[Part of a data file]
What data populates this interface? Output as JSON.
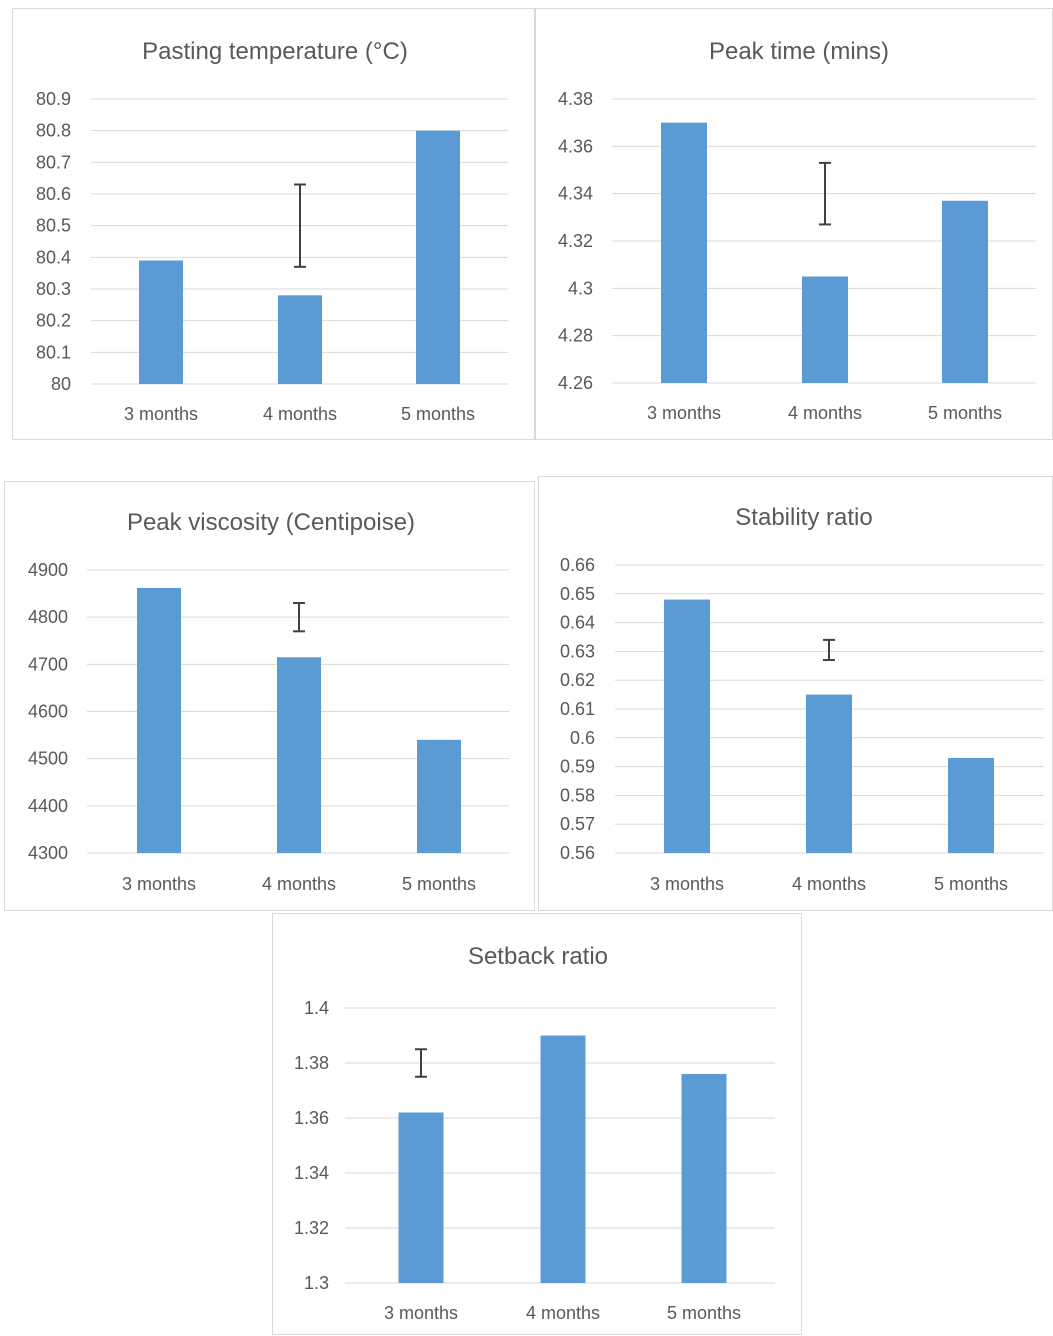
{
  "chart_data": [
    {
      "type": "bar",
      "title": "Pasting temperature (°C)",
      "categories": [
        "3 months",
        "4 months",
        "5 months"
      ],
      "values": [
        80.39,
        80.28,
        80.8
      ],
      "yticks": [
        "80",
        "80.1",
        "80.2",
        "80.3",
        "80.4",
        "80.5",
        "80.6",
        "80.7",
        "80.8",
        "80.9"
      ],
      "ylim": [
        80,
        80.9
      ],
      "error_bar": {
        "category_index": 1,
        "low": 80.37,
        "high": 80.63
      },
      "grid": true,
      "bar_color": "#5b9bd5"
    },
    {
      "type": "bar",
      "title": "Peak time (mins)",
      "categories": [
        "3 months",
        "4 months",
        "5 months"
      ],
      "values": [
        4.37,
        4.305,
        4.337
      ],
      "yticks": [
        "4.26",
        "4.28",
        "4.3",
        "4.32",
        "4.34",
        "4.36",
        "4.38"
      ],
      "ylim": [
        4.26,
        4.38
      ],
      "error_bar": {
        "category_index": 1,
        "low": 4.327,
        "high": 4.353
      },
      "grid": true,
      "bar_color": "#5b9bd5"
    },
    {
      "type": "bar",
      "title": "Peak viscosity (Centipoise)",
      "categories": [
        "3 months",
        "4 months",
        "5 months"
      ],
      "values": [
        4862,
        4715,
        4540
      ],
      "yticks": [
        "4300",
        "4400",
        "4500",
        "4600",
        "4700",
        "4800",
        "4900"
      ],
      "ylim": [
        4300,
        4900
      ],
      "error_bar": {
        "category_index": 1,
        "low": 4770,
        "high": 4830
      },
      "grid": true,
      "bar_color": "#5b9bd5"
    },
    {
      "type": "bar",
      "title": "Stability ratio",
      "categories": [
        "3 months",
        "4 months",
        "5 months"
      ],
      "values": [
        0.648,
        0.615,
        0.593
      ],
      "yticks": [
        "0.56",
        "0.57",
        "0.58",
        "0.59",
        "0.6",
        "0.61",
        "0.62",
        "0.63",
        "0.64",
        "0.65",
        "0.66"
      ],
      "ylim": [
        0.56,
        0.66
      ],
      "error_bar": {
        "category_index": 1,
        "low": 0.627,
        "high": 0.634
      },
      "grid": true,
      "bar_color": "#5b9bd5"
    },
    {
      "type": "bar",
      "title": "Setback ratio",
      "categories": [
        "3 months",
        "4 months",
        "5 months"
      ],
      "values": [
        1.362,
        1.39,
        1.376
      ],
      "yticks": [
        "1.3",
        "1.32",
        "1.34",
        "1.36",
        "1.38",
        "1.4"
      ],
      "ylim": [
        1.3,
        1.4
      ],
      "error_bar": {
        "category_index": 0,
        "low": 1.375,
        "high": 1.385
      },
      "grid": true,
      "bar_color": "#5b9bd5"
    }
  ]
}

### [Exercise description]
Each record must be quoted in full and exactly. Do not include the pictures.

### [The response]
What data populates this interface? Output as JSON.
{
  "chart_data": [
    {
      "type": "bar",
      "title": "Pasting temperature (°C)",
      "categories": [
        "3 months",
        "4 months",
        "5 months"
      ],
      "values": [
        80.39,
        80.28,
        80.8
      ],
      "yticks": [
        "80",
        "80.1",
        "80.2",
        "80.3",
        "80.4",
        "80.5",
        "80.6",
        "80.7",
        "80.8",
        "80.9"
      ],
      "ylim": [
        80,
        80.9
      ],
      "error_bar": {
        "category_index": 1,
        "low": 80.37,
        "high": 80.63
      },
      "grid": true,
      "bar_color": "#5b9bd5"
    },
    {
      "type": "bar",
      "title": "Peak time (mins)",
      "categories": [
        "3 months",
        "4 months",
        "5 months"
      ],
      "values": [
        4.37,
        4.305,
        4.337
      ],
      "yticks": [
        "4.26",
        "4.28",
        "4.3",
        "4.32",
        "4.34",
        "4.36",
        "4.38"
      ],
      "ylim": [
        4.26,
        4.38
      ],
      "error_bar": {
        "category_index": 1,
        "low": 4.327,
        "high": 4.353
      },
      "grid": true,
      "bar_color": "#5b9bd5"
    },
    {
      "type": "bar",
      "title": "Peak viscosity (Centipoise)",
      "categories": [
        "3 months",
        "4 months",
        "5 months"
      ],
      "values": [
        4862,
        4715,
        4540
      ],
      "yticks": [
        "4300",
        "4400",
        "4500",
        "4600",
        "4700",
        "4800",
        "4900"
      ],
      "ylim": [
        4300,
        4900
      ],
      "error_bar": {
        "category_index": 1,
        "low": 4770,
        "high": 4830
      },
      "grid": true,
      "bar_color": "#5b9bd5"
    },
    {
      "type": "bar",
      "title": "Stability ratio",
      "categories": [
        "3 months",
        "4 months",
        "5 months"
      ],
      "values": [
        0.648,
        0.615,
        0.593
      ],
      "yticks": [
        "0.56",
        "0.57",
        "0.58",
        "0.59",
        "0.6",
        "0.61",
        "0.62",
        "0.63",
        "0.64",
        "0.65",
        "0.66"
      ],
      "ylim": [
        0.56,
        0.66
      ],
      "error_bar": {
        "category_index": 1,
        "low": 0.627,
        "high": 0.634
      },
      "grid": true,
      "bar_color": "#5b9bd5"
    },
    {
      "type": "bar",
      "title": "Setback ratio",
      "categories": [
        "3 months",
        "4 months",
        "5 months"
      ],
      "values": [
        1.362,
        1.39,
        1.376
      ],
      "yticks": [
        "1.3",
        "1.32",
        "1.34",
        "1.36",
        "1.38",
        "1.4"
      ],
      "ylim": [
        1.3,
        1.4
      ],
      "error_bar": {
        "category_index": 0,
        "low": 1.375,
        "high": 1.385
      },
      "grid": true,
      "bar_color": "#5b9bd5"
    }
  ]
}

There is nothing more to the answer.